[Data records]
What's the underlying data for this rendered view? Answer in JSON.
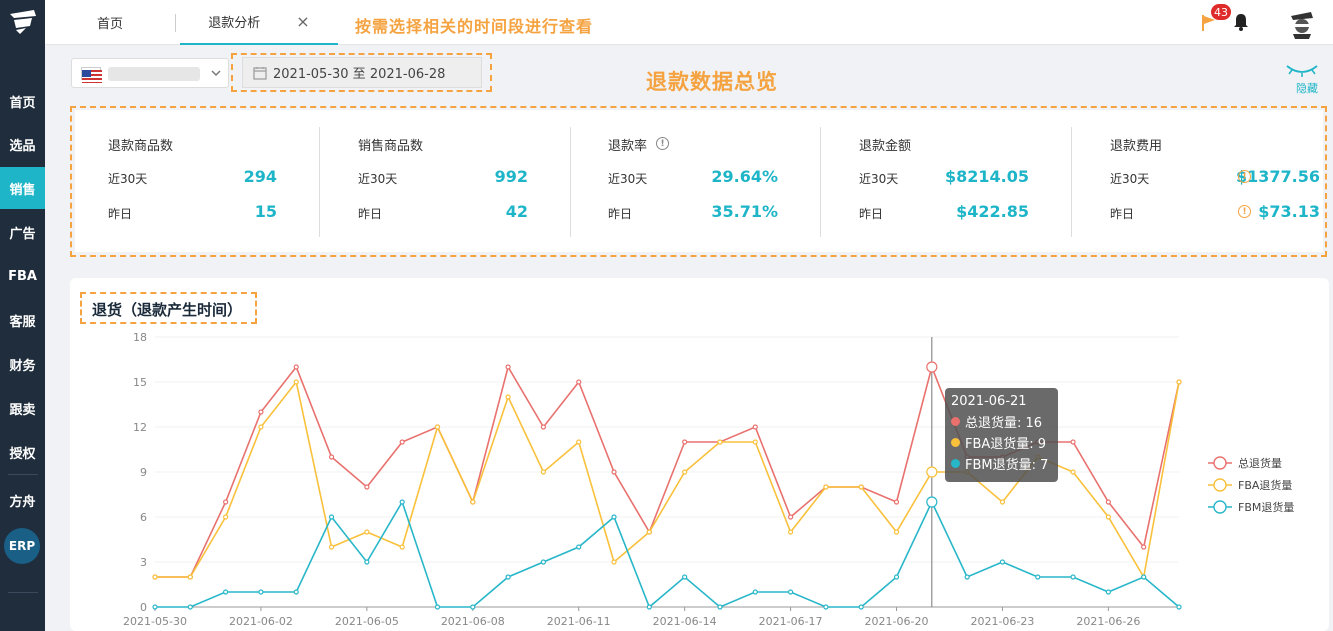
{
  "sidebar": {
    "items": [
      {
        "label": "首页",
        "active": false
      },
      {
        "label": "选品",
        "active": false
      },
      {
        "label": "销售",
        "active": true
      },
      {
        "label": "广告",
        "active": false
      },
      {
        "label": "FBA",
        "active": false
      },
      {
        "label": "客服",
        "active": false
      },
      {
        "label": "财务",
        "active": false
      },
      {
        "label": "跟卖",
        "active": false
      },
      {
        "label": "授权",
        "active": false
      },
      {
        "label": "方舟",
        "active": false
      }
    ],
    "erp_label": "ERP"
  },
  "tabs": [
    {
      "label": "首页"
    },
    {
      "label": "退款分析",
      "close": "×"
    }
  ],
  "header": {
    "hint": "按需选择相关的时间段进行查看",
    "notification_count": "43"
  },
  "filters": {
    "date_range": "2021-05-30 至 2021-06-28"
  },
  "overview": {
    "title": "退款数据总览",
    "hide_label": "隐藏"
  },
  "stats": [
    {
      "title": "退款商品数",
      "label30": "近30天",
      "val30": "294",
      "labelY": "昨日",
      "valY": "15"
    },
    {
      "title": "销售商品数",
      "label30": "近30天",
      "val30": "992",
      "labelY": "昨日",
      "valY": "42"
    },
    {
      "title": "退款率",
      "label30": "近30天",
      "val30": "29.64%",
      "labelY": "昨日",
      "valY": "35.71%"
    },
    {
      "title": "退款金额",
      "label30": "近30天",
      "val30": "$8214.05",
      "labelY": "昨日",
      "valY": "$422.85"
    },
    {
      "title": "退款费用",
      "label30": "近30天",
      "val30": "$1377.56",
      "labelY": "昨日",
      "valY": "$73.13"
    }
  ],
  "chart_section": {
    "title": "退货（退款产生时间）"
  },
  "tooltip": {
    "date": "2021-06-21",
    "rows": [
      "总退货量: 16",
      "FBA退货量: 9",
      "FBM退货量: 7"
    ]
  },
  "colors": {
    "accent": "#1fb5c8",
    "sidebar": "#1f2d3d",
    "highlight": "#f5a341"
  },
  "chart_data": {
    "type": "line",
    "x": [
      "2021-05-30",
      "2021-05-31",
      "2021-06-01",
      "2021-06-02",
      "2021-06-03",
      "2021-06-04",
      "2021-06-05",
      "2021-06-06",
      "2021-06-07",
      "2021-06-08",
      "2021-06-09",
      "2021-06-10",
      "2021-06-11",
      "2021-06-12",
      "2021-06-13",
      "2021-06-14",
      "2021-06-15",
      "2021-06-16",
      "2021-06-17",
      "2021-06-18",
      "2021-06-19",
      "2021-06-20",
      "2021-06-21",
      "2021-06-22",
      "2021-06-23",
      "2021-06-24",
      "2021-06-25",
      "2021-06-26",
      "2021-06-27",
      "2021-06-28"
    ],
    "xticks": [
      "2021-05-30",
      "2021-06-02",
      "2021-06-05",
      "2021-06-08",
      "2021-06-11",
      "2021-06-14",
      "2021-06-17",
      "2021-06-20",
      "2021-06-23",
      "2021-06-26"
    ],
    "yticks": [
      0,
      3,
      6,
      9,
      12,
      15,
      18
    ],
    "ylim": [
      0,
      18
    ],
    "series": [
      {
        "name": "总退货量",
        "color": "#e8716e",
        "values": [
          2,
          2,
          7,
          13,
          16,
          10,
          8,
          11,
          12,
          7,
          16,
          12,
          15,
          9,
          5,
          11,
          11,
          12,
          6,
          8,
          8,
          7,
          16,
          10,
          10,
          11,
          11,
          7,
          4,
          15
        ]
      },
      {
        "name": "FBA退货量",
        "color": "#f9c13b",
        "values": [
          2,
          2,
          6,
          12,
          15,
          4,
          5,
          4,
          12,
          7,
          14,
          9,
          11,
          3,
          5,
          9,
          11,
          11,
          5,
          8,
          8,
          5,
          9,
          9,
          7,
          10,
          9,
          6,
          2,
          15
        ]
      },
      {
        "name": "FBM退货量",
        "color": "#28b6c9",
        "values": [
          0,
          0,
          1,
          1,
          1,
          6,
          3,
          7,
          0,
          0,
          2,
          3,
          4,
          6,
          0,
          2,
          0,
          1,
          1,
          0,
          0,
          2,
          7,
          2,
          3,
          2,
          2,
          1,
          2,
          0
        ]
      }
    ],
    "hover_index": 22,
    "legend_position": "right"
  }
}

WHAT YOU WILL DO
Print the records above exactly as they stand, but leave out the pictures.

ANSWER
What's the underlying data for this rendered view? Answer in JSON.
{
  "sidebar": {
    "items": [
      {
        "label": "首页",
        "active": false
      },
      {
        "label": "选品",
        "active": false
      },
      {
        "label": "销售",
        "active": true
      },
      {
        "label": "广告",
        "active": false
      },
      {
        "label": "FBA",
        "active": false
      },
      {
        "label": "客服",
        "active": false
      },
      {
        "label": "财务",
        "active": false
      },
      {
        "label": "跟卖",
        "active": false
      },
      {
        "label": "授权",
        "active": false
      },
      {
        "label": "方舟",
        "active": false
      }
    ],
    "erp_label": "ERP"
  },
  "tabs": [
    {
      "label": "首页"
    },
    {
      "label": "退款分析",
      "close": "×"
    }
  ],
  "header": {
    "hint": "按需选择相关的时间段进行查看",
    "notification_count": "43"
  },
  "filters": {
    "date_range": "2021-05-30 至 2021-06-28"
  },
  "overview": {
    "title": "退款数据总览",
    "hide_label": "隐藏"
  },
  "stats": [
    {
      "title": "退款商品数",
      "label30": "近30天",
      "val30": "294",
      "labelY": "昨日",
      "valY": "15"
    },
    {
      "title": "销售商品数",
      "label30": "近30天",
      "val30": "992",
      "labelY": "昨日",
      "valY": "42"
    },
    {
      "title": "退款率",
      "label30": "近30天",
      "val30": "29.64%",
      "labelY": "昨日",
      "valY": "35.71%"
    },
    {
      "title": "退款金额",
      "label30": "近30天",
      "val30": "$8214.05",
      "labelY": "昨日",
      "valY": "$422.85"
    },
    {
      "title": "退款费用",
      "label30": "近30天",
      "val30": "$1377.56",
      "labelY": "昨日",
      "valY": "$73.13"
    }
  ],
  "chart_section": {
    "title": "退货（退款产生时间）"
  },
  "tooltip": {
    "date": "2021-06-21",
    "rows": [
      "总退货量: 16",
      "FBA退货量: 9",
      "FBM退货量: 7"
    ]
  },
  "colors": {
    "accent": "#1fb5c8",
    "sidebar": "#1f2d3d",
    "highlight": "#f5a341"
  },
  "chart_data": {
    "type": "line",
    "x": [
      "2021-05-30",
      "2021-05-31",
      "2021-06-01",
      "2021-06-02",
      "2021-06-03",
      "2021-06-04",
      "2021-06-05",
      "2021-06-06",
      "2021-06-07",
      "2021-06-08",
      "2021-06-09",
      "2021-06-10",
      "2021-06-11",
      "2021-06-12",
      "2021-06-13",
      "2021-06-14",
      "2021-06-15",
      "2021-06-16",
      "2021-06-17",
      "2021-06-18",
      "2021-06-19",
      "2021-06-20",
      "2021-06-21",
      "2021-06-22",
      "2021-06-23",
      "2021-06-24",
      "2021-06-25",
      "2021-06-26",
      "2021-06-27",
      "2021-06-28"
    ],
    "xticks": [
      "2021-05-30",
      "2021-06-02",
      "2021-06-05",
      "2021-06-08",
      "2021-06-11",
      "2021-06-14",
      "2021-06-17",
      "2021-06-20",
      "2021-06-23",
      "2021-06-26"
    ],
    "yticks": [
      0,
      3,
      6,
      9,
      12,
      15,
      18
    ],
    "ylim": [
      0,
      18
    ],
    "series": [
      {
        "name": "总退货量",
        "color": "#e8716e",
        "values": [
          2,
          2,
          7,
          13,
          16,
          10,
          8,
          11,
          12,
          7,
          16,
          12,
          15,
          9,
          5,
          11,
          11,
          12,
          6,
          8,
          8,
          7,
          16,
          10,
          10,
          11,
          11,
          7,
          4,
          15
        ]
      },
      {
        "name": "FBA退货量",
        "color": "#f9c13b",
        "values": [
          2,
          2,
          6,
          12,
          15,
          4,
          5,
          4,
          12,
          7,
          14,
          9,
          11,
          3,
          5,
          9,
          11,
          11,
          5,
          8,
          8,
          5,
          9,
          9,
          7,
          10,
          9,
          6,
          2,
          15
        ]
      },
      {
        "name": "FBM退货量",
        "color": "#28b6c9",
        "values": [
          0,
          0,
          1,
          1,
          1,
          6,
          3,
          7,
          0,
          0,
          2,
          3,
          4,
          6,
          0,
          2,
          0,
          1,
          1,
          0,
          0,
          2,
          7,
          2,
          3,
          2,
          2,
          1,
          2,
          0
        ]
      }
    ],
    "hover_index": 22,
    "legend_position": "right"
  }
}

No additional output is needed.